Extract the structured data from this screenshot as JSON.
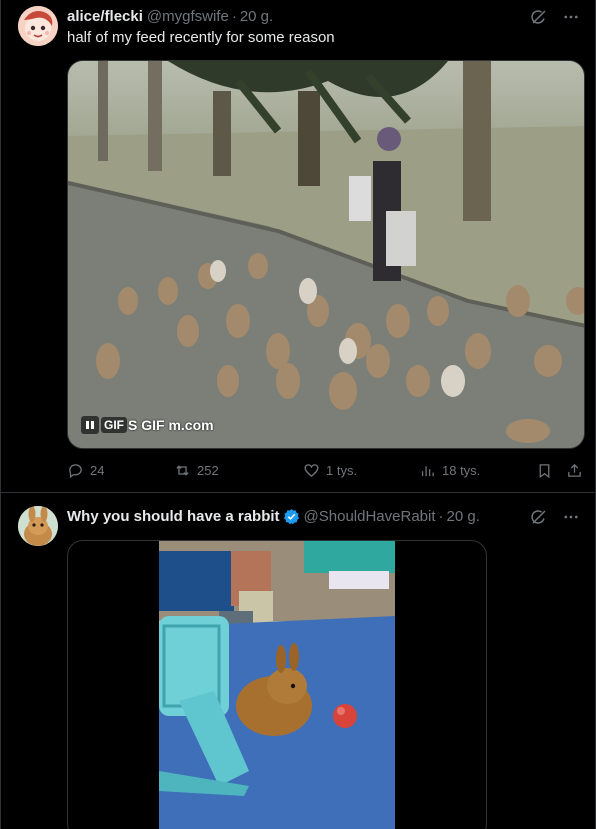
{
  "tweets": [
    {
      "name": "alice/flecki",
      "handle": "@mygfswife",
      "separator": "·",
      "time": "20 g.",
      "text": "half of my feed recently for some reason",
      "media": {
        "pause_label": "II",
        "gif_label": "GIF",
        "watermark": "S GIF m.com"
      },
      "stats": {
        "replies": "24",
        "reposts": "252",
        "likes": "1 tys.",
        "views": "18 tys."
      }
    },
    {
      "name": "Why you should have a rabbit",
      "handle": "@ShouldHaveRabit",
      "separator": "·",
      "time": "20 g."
    }
  ],
  "colors": {
    "verified": "#1d9bf0",
    "muted": "#71767b",
    "border": "#2f3336"
  },
  "icons": [
    "grok-icon",
    "more-icon",
    "reply-icon",
    "repost-icon",
    "like-icon",
    "views-icon",
    "bookmark-icon",
    "share-icon",
    "verified-badge-icon"
  ]
}
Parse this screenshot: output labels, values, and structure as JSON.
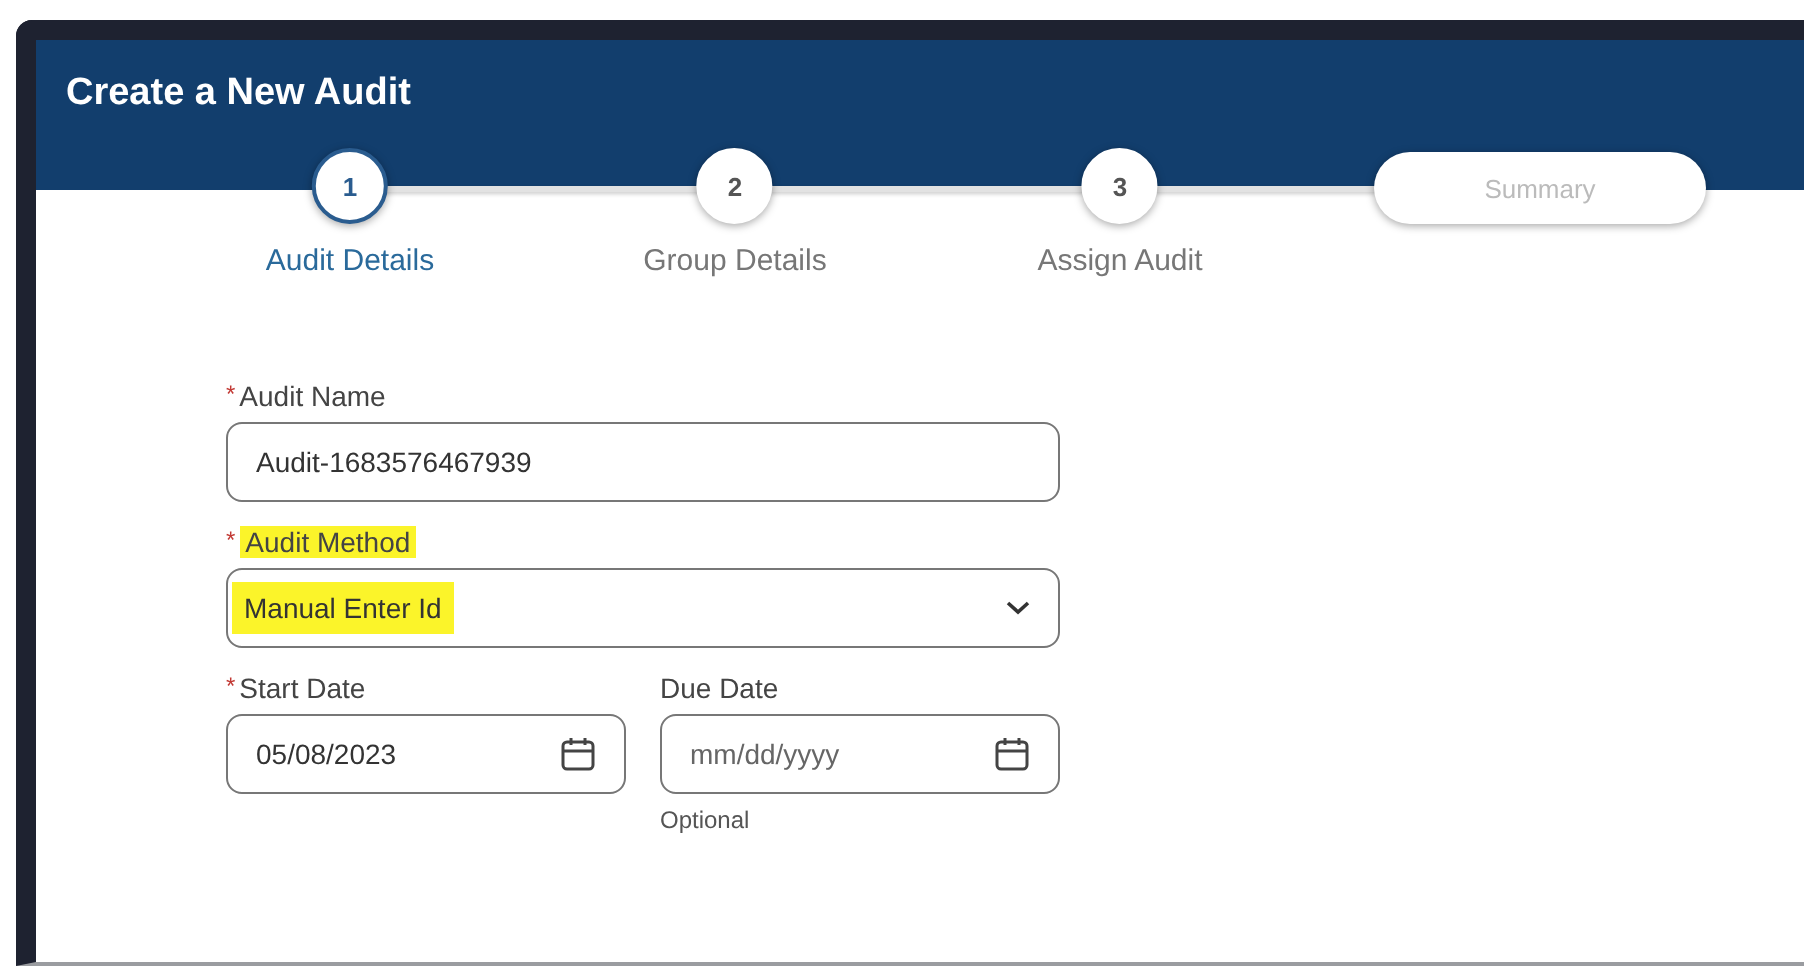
{
  "window": {
    "title": "Create a New Audit"
  },
  "steps": [
    {
      "kind": "circle",
      "number": "1",
      "label": "Audit Details",
      "selected": true
    },
    {
      "kind": "circle",
      "number": "2",
      "label": "Group Details",
      "selected": false
    },
    {
      "kind": "circle",
      "number": "3",
      "label": "Assign Audit",
      "selected": false
    },
    {
      "kind": "pill",
      "number": "Summary",
      "selected": false
    }
  ],
  "audit_name": {
    "required_mark": "*",
    "label": "Audit Name",
    "value": "Audit-1683576467939"
  },
  "audit_method": {
    "required_mark": "*",
    "label": "Audit Method",
    "value": "Manual Enter Id",
    "highlighted": true
  },
  "start_date": {
    "required_mark": "*",
    "label": "Start Date",
    "value": "05/08/2023"
  },
  "due_date": {
    "label": "Due Date",
    "placeholder": "mm/dd/yyyy",
    "hint": "Optional"
  }
}
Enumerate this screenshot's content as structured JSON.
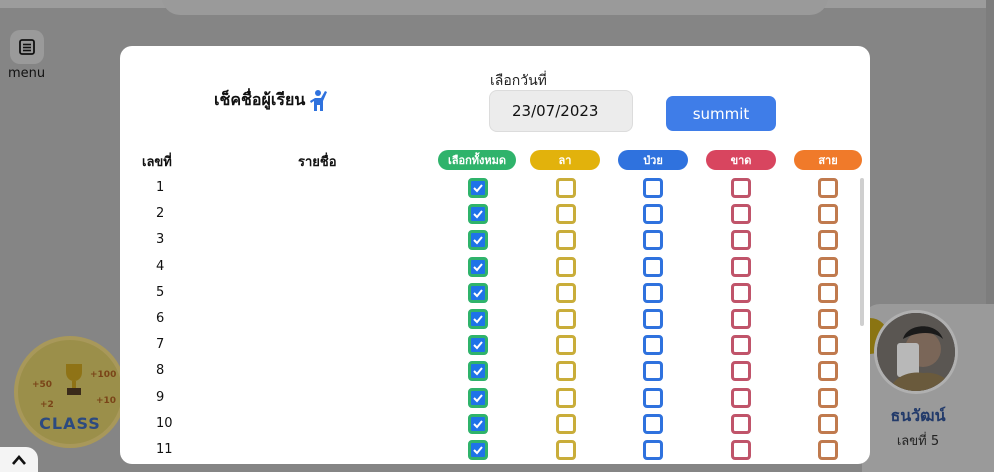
{
  "menu": {
    "label": "menu",
    "icon": "list-icon"
  },
  "badge": {
    "text": "CLASS",
    "numbers": [
      "+50",
      "+100",
      "+2",
      "+10"
    ]
  },
  "student_card": {
    "name": "ธนวัฒน์",
    "number_label": "เลขที่ 5"
  },
  "modal": {
    "title": "เช็คชื่อผู้เรียน",
    "date_label": "เลือกวันที่",
    "date_value": "23/07/2023",
    "submit_label": "summit",
    "columns": {
      "number": "เลขที่",
      "name": "รายชื่อ",
      "select_all": "เลือกทั้งหมด",
      "leave": "ลา",
      "sick": "ป่วย",
      "absent": "ขาด",
      "late": "สาย"
    },
    "rows": [
      "1",
      "2",
      "3",
      "4",
      "5",
      "6",
      "7",
      "8",
      "9",
      "10",
      "11"
    ]
  },
  "colors": {
    "select_all": "#2fb36b",
    "leave": "#e2b20c",
    "sick": "#2f72de",
    "absent": "#d8455f",
    "late": "#f07a2a",
    "submit": "#3f7de8"
  }
}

• GIVEN REQUEST:
Gather, from the listing above, every line carrying the word "screenshot".

• ANSWER TO THE PROBLEM:
Extract the structured data from this screenshot as JSON.
Parse this screenshot: output labels, values, and structure as JSON.
Enumerate this screenshot's content as structured JSON.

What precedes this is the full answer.